--- DATASET ---
######

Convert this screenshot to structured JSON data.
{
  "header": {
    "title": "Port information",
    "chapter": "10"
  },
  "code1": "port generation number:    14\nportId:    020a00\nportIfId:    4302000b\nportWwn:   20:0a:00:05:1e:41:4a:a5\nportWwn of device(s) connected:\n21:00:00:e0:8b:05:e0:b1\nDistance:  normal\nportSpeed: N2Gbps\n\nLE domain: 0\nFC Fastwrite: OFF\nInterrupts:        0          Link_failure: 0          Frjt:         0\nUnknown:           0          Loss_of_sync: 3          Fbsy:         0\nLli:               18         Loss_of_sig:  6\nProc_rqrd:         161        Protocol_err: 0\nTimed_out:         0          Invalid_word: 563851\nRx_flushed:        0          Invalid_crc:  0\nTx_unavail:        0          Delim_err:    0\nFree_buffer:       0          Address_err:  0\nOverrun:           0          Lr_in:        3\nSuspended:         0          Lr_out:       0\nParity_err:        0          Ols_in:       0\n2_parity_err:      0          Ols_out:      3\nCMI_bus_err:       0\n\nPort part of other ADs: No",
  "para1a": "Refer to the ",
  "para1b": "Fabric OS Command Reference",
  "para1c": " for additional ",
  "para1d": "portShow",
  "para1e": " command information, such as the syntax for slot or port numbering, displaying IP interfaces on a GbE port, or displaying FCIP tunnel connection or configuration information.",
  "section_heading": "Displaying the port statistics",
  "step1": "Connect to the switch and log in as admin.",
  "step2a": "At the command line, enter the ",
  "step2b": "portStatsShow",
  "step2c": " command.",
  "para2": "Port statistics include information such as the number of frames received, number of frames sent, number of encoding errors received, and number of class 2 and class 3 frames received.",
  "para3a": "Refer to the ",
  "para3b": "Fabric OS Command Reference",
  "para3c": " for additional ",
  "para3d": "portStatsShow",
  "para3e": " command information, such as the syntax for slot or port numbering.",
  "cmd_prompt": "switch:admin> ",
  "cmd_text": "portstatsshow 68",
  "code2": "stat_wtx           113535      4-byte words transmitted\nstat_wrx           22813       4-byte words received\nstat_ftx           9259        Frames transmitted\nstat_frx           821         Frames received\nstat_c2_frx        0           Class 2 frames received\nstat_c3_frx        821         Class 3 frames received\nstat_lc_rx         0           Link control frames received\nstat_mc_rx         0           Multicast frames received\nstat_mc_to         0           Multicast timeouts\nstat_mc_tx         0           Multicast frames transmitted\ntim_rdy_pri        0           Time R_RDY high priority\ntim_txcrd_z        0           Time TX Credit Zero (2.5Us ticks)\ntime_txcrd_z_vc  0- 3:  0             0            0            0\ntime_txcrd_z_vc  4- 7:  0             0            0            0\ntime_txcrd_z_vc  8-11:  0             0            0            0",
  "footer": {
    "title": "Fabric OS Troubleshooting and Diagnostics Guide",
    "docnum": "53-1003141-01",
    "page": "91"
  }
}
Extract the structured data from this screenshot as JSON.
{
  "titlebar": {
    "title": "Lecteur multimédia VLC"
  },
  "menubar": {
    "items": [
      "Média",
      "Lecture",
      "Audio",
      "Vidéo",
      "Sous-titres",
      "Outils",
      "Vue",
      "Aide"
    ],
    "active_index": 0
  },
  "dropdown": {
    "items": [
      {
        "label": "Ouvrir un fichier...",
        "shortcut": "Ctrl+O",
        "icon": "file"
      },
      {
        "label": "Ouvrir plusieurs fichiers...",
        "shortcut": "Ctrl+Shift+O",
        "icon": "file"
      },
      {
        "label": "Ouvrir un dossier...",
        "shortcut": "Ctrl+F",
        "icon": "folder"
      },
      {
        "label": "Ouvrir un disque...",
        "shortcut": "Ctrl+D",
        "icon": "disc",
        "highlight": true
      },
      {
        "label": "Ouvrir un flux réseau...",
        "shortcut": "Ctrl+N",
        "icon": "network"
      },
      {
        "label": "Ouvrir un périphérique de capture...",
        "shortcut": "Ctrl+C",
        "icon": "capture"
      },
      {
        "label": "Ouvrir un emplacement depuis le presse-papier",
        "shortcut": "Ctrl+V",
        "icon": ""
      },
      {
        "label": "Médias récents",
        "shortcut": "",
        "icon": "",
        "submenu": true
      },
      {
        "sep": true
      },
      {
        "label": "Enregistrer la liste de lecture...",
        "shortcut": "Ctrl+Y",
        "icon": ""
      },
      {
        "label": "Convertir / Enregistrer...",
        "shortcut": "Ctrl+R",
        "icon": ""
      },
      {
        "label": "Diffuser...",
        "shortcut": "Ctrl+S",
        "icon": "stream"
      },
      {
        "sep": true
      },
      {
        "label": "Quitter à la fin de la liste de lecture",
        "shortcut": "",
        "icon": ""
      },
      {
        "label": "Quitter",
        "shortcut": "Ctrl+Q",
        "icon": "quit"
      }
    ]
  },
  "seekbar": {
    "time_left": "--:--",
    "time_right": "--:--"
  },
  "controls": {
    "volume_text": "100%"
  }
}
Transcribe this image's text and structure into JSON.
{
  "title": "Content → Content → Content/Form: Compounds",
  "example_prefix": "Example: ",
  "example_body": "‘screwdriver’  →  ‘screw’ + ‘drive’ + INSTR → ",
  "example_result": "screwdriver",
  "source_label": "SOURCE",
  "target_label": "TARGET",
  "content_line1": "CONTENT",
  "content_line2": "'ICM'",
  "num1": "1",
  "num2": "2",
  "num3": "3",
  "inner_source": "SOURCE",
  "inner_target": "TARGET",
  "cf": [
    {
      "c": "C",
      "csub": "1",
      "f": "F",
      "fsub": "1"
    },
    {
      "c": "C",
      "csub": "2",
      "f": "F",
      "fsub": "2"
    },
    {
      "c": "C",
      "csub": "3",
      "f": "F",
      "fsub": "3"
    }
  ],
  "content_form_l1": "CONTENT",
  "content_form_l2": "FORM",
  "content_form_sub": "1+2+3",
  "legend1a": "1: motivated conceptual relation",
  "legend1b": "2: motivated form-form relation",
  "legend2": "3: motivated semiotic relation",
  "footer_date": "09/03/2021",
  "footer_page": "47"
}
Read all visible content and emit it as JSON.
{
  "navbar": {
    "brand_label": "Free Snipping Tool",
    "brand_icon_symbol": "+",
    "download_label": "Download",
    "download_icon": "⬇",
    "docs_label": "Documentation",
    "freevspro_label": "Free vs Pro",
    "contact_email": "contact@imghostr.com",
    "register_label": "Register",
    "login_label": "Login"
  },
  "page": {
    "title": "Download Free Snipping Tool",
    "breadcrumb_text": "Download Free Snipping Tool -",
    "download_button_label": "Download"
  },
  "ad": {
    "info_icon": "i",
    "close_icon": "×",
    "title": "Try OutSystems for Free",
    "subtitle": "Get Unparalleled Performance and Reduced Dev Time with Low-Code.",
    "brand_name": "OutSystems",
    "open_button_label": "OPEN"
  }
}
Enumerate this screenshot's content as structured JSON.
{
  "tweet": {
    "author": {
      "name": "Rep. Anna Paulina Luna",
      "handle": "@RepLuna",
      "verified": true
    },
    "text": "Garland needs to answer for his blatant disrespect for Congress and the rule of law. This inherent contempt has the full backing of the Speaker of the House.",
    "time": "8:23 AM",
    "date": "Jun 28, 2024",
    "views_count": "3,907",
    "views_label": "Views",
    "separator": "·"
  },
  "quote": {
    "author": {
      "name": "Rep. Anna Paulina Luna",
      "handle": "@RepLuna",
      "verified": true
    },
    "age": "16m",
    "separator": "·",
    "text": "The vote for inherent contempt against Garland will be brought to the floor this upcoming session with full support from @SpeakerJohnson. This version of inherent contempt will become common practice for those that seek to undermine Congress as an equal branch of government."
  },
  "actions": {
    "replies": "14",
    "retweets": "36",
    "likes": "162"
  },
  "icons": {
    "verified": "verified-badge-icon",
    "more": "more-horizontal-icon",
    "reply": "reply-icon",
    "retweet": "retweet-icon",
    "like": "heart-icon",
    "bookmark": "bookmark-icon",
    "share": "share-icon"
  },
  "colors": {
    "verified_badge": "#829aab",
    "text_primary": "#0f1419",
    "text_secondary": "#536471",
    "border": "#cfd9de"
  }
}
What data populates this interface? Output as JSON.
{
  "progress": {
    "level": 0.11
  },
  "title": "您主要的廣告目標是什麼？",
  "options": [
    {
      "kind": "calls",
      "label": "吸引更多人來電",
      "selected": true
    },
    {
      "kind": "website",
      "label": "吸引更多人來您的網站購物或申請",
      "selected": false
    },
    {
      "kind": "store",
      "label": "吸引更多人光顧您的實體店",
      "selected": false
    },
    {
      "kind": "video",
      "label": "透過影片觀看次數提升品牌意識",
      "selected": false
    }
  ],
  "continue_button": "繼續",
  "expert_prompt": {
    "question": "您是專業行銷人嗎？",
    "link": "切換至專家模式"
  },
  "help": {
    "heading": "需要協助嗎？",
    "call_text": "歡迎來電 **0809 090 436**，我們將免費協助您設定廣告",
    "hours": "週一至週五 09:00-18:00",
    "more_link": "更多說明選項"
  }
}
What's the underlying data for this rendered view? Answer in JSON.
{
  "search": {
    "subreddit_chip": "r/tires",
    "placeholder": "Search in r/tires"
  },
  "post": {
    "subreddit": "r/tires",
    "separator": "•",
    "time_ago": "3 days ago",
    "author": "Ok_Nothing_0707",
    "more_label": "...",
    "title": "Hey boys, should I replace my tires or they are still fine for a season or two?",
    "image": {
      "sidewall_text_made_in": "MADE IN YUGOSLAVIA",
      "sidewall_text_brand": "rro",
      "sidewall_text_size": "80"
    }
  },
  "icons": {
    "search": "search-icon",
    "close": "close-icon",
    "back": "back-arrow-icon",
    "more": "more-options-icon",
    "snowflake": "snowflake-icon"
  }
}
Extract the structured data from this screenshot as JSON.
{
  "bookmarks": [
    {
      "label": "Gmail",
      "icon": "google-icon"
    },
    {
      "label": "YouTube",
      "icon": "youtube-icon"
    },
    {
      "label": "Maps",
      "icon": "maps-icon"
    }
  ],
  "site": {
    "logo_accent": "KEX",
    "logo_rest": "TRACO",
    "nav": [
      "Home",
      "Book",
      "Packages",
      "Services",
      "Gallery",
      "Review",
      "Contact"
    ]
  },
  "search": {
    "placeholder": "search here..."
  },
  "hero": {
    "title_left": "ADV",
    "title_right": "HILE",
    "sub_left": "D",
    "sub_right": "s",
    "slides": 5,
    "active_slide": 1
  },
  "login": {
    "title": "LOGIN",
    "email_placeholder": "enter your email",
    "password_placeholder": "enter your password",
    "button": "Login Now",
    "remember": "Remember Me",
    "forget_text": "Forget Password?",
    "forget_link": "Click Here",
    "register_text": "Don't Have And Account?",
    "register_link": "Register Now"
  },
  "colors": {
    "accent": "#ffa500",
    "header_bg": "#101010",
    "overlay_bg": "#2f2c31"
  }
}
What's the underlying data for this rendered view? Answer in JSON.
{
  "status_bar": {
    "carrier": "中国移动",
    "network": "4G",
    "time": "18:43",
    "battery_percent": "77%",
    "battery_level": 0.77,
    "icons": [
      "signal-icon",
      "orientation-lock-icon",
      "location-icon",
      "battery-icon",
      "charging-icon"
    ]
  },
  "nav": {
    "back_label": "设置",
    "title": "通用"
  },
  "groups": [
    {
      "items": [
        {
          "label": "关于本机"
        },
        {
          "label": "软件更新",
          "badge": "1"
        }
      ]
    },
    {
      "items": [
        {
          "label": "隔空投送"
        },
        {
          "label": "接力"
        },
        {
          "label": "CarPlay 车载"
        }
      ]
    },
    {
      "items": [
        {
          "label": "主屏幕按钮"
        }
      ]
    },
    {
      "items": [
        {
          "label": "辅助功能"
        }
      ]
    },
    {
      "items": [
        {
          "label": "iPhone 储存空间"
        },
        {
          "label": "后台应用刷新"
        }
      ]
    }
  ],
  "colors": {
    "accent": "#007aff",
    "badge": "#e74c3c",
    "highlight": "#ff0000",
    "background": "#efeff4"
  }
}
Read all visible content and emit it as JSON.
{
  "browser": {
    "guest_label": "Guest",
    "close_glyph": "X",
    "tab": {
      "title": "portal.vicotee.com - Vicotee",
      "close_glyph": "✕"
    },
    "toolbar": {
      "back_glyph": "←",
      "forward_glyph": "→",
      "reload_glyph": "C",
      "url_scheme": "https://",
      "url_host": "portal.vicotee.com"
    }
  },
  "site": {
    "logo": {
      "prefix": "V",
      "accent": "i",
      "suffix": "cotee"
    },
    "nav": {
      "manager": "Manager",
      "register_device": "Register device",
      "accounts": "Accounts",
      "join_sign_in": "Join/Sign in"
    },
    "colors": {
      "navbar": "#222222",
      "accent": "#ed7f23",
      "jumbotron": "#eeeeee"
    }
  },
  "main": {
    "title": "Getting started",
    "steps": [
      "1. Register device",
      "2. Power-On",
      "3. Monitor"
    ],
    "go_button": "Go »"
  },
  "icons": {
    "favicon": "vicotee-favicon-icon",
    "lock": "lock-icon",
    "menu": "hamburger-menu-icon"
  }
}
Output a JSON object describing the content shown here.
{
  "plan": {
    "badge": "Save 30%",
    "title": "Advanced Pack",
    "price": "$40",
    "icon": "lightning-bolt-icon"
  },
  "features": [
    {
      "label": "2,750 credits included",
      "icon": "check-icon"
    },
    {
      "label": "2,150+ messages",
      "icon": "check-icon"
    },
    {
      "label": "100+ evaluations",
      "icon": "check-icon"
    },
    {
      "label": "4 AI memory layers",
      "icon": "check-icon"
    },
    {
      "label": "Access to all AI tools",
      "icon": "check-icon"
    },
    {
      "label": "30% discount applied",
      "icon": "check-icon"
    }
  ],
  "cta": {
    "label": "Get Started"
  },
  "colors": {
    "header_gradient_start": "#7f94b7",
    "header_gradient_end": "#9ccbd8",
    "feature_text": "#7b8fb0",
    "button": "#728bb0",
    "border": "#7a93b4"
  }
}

######

--- SHORT TASK ---
Within the data above, count the lines that contain the string "Snipping"; the reply is the number alone.

--- WRITTEN ANSWER ---
3